**SECTION DU DOCUMENT:**

┌────────

Les armes à la maison et les munitions en caserne
Les citoyens-soldats ne garderont plus leurs munitions militaires chez eux. La Chambre du peuple a soutenu jeudi l'interdiction déjà acceptée par la Chambre des cantons.
Les députés n’ont toutefois pas voulu que le principe s’applique aux fusils d’assaut et autres pistolets d’ordonnance, comme le demandaient des élus socialistes.
Par 100 voix contre 72, le Conseil national (Chambre du Peuple) a soutenu jeudi l’interdiction de principe votée par le Conseil des Etats. Les munitions au domicile des citoyens-soldats, c’est donc bientôt fini. Deux exceptions sont néanmoins prévues dans la motion.
Premièrement, les membres des troupes de première intervention (quelque 2000 personnes) ne seront pas concernés. Deuxièmement, le gouvernement pourra revoir la donne en fonction de la situation en matière de sécurité. Selon la précision apportée par la commission du Conseil national, le gouvernement devrait faire le point au moins une fois par législature.
Opposition de la droite nationaliste
Le texte a été soutenu par le camp rose-vert, ainsi qu’une partie des radicaux (PRD, droite) et des démocrates-chrétiens (PDC, centre droit) soucieux de diminuer les risques engendrés par les armes.
Ils ont fait fi des arguments du Zurichois Ulrich Schlüer (UDC, droite nationaliste), pour qui l’arme et les munitions sont indissociables. La remise de munition est en outre un signe de confiance à l’égard des militaires et elle permet aux hommes d’être immédiatement disponibles en cas d’urgence, a-t-il dit. «On cède à la pression des pétitions, à la pression de la rue», a renchéri son collègue de parti Roland Borer.
Par contre, le ministre de la Défense Samuel Schmid, membre de l’UDC, a soutenu la motion, estimant qu’elle propose une solution raisonnable et adaptée à la situation actuelle. Et ce n’est pas une étape vers la fin de l’arme d’ordonnance liée au système de milice, a-t-il ajouté pour rassurer ceux qui auraient cette crainte, notamment les membres de son parti.

└────────

**LIGNES DE DONNÉES:**

┌────────

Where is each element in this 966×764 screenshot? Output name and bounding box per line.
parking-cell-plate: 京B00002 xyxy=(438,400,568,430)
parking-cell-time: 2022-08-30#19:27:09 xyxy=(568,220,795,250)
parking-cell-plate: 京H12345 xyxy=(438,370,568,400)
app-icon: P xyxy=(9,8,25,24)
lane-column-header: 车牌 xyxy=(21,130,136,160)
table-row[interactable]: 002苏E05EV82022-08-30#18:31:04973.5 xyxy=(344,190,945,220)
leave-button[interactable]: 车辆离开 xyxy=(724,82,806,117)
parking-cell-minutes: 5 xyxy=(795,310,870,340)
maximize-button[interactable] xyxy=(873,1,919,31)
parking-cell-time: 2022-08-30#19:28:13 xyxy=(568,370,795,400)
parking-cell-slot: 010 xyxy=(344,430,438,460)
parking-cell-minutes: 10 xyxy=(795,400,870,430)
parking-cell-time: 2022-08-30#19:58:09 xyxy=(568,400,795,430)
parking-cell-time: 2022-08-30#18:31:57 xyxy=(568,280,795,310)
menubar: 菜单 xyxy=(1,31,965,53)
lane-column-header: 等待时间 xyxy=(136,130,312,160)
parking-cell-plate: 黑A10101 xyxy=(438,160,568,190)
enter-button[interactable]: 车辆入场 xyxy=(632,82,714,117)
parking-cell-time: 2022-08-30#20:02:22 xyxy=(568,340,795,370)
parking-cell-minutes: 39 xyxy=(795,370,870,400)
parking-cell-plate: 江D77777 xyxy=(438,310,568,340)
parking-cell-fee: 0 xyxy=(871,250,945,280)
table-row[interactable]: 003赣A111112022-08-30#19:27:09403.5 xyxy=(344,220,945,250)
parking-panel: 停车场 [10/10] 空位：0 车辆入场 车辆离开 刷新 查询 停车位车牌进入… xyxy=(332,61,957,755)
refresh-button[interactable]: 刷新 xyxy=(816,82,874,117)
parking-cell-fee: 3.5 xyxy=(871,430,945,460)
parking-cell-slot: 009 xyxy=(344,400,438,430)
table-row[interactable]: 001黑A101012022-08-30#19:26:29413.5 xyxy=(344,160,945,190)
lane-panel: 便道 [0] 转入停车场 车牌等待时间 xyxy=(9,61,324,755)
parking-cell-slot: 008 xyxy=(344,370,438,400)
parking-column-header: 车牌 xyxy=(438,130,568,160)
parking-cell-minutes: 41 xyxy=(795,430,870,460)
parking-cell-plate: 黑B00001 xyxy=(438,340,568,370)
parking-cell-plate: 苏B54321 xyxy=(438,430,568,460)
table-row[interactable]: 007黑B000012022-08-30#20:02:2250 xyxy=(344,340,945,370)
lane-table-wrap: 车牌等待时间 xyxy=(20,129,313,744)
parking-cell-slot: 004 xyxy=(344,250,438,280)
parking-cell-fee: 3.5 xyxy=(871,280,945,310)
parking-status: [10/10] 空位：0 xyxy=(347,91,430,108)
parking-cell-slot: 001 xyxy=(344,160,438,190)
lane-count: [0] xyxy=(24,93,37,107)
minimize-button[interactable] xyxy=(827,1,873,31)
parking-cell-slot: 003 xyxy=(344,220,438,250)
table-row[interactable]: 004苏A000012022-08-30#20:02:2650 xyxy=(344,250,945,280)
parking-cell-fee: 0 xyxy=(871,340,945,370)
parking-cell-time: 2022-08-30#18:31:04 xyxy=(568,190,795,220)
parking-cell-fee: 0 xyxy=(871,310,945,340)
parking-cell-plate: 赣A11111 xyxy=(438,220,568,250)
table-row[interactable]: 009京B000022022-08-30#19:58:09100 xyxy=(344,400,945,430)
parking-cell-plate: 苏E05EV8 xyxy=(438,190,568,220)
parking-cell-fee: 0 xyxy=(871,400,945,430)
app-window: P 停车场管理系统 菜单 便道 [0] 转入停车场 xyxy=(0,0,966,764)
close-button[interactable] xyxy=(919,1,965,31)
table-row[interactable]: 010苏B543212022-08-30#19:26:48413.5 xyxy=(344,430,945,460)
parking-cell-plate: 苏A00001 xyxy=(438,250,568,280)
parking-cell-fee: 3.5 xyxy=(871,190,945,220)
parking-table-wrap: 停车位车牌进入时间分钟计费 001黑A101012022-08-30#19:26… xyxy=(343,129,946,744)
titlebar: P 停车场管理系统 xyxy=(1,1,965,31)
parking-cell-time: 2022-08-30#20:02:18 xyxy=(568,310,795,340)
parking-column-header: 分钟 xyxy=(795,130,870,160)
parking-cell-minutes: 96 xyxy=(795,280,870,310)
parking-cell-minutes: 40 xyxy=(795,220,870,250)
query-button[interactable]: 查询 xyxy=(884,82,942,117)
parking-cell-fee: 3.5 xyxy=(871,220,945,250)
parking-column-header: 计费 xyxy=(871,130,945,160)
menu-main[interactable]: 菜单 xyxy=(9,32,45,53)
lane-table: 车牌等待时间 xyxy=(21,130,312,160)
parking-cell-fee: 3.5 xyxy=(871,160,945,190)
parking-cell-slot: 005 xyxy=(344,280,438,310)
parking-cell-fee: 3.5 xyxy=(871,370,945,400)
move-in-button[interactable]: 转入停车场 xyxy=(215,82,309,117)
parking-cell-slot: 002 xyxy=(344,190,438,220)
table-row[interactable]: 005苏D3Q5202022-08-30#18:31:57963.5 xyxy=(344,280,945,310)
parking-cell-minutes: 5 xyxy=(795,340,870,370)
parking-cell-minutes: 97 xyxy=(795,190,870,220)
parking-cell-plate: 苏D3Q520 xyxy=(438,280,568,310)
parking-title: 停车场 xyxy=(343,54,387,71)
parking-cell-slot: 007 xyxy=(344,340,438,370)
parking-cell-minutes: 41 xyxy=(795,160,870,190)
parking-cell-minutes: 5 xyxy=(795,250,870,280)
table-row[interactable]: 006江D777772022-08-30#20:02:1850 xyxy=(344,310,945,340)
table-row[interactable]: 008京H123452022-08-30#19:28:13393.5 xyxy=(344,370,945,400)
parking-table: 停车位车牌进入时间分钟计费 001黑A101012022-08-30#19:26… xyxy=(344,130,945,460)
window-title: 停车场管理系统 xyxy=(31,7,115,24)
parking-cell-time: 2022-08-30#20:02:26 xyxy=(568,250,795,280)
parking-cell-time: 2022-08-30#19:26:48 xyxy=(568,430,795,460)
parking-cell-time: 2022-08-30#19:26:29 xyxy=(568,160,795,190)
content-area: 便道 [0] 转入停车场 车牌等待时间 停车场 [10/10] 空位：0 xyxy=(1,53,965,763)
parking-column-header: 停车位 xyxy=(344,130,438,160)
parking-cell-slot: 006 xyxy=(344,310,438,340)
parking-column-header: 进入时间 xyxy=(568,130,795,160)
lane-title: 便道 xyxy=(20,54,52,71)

└────────

**CONSIGNE:** Extrayez l'intégralité de l'article sur les munitions militaires en le reproduisant à l'identique. Les données constituent un matériau distinct de l'article sur les munitions militaires.

**RÉSULTAT:**
Les armes à la maison et les munitions en caserne
Les citoyens-soldats ne garderont plus leurs munitions militaires chez eux. La Chambre du peuple a soutenu jeudi l'interdiction déjà acceptée par la Chambre des cantons.
Les députés n’ont toutefois pas voulu que le principe s’applique aux fusils d’assaut et autres pistolets d’ordonnance, comme le demandaient des élus socialistes.
Par 100 voix contre 72, le Conseil national (Chambre du Peuple) a soutenu jeudi l’interdiction de principe votée par le Conseil des Etats. Les munitions au domicile des citoyens-soldats, c’est donc bientôt fini. Deux exceptions sont néanmoins prévues dans la motion.
Premièrement, les membres des troupes de première intervention (quelque 2000 personnes) ne seront pas concernés. Deuxièmement, le gouvernement pourra revoir la donne en fonction de la situation en matière de sécurité. Selon la précision apportée par la commission du Conseil national, le gouvernement devrait faire le point au moins une fois par législature.
Opposition de la droite nationaliste
Le texte a été soutenu par le camp rose-vert, ainsi qu’une partie des radicaux (PRD, droite) et des démocrates-chrétiens (PDC, centre droit) soucieux de diminuer les risques engendrés par les armes.
Ils ont fait fi des arguments du Zurichois Ulrich Schlüer (UDC, droite nationaliste), pour qui l’arme et les munitions sont indissociables. La remise de munition est en outre un signe de confiance à l’égard des militaires et elle permet aux hommes d’être immédiatement disponibles en cas d’urgence, a-t-il dit. «On cède à la pression des pétitions, à la pression de la rue», a renchéri son collègue de parti Roland Borer.
Par contre, le ministre de la Défense Samuel Schmid, membre de l’UDC, a soutenu la motion, estimant qu’elle propose une solution raisonnable et adaptée à la situation actuelle. Et ce n’est pas une étape vers la fin de l’arme d’ordonnance liée au système de milice, a-t-il ajouté pour rassurer ceux qui auraient cette crainte, notamment les membres de son parti.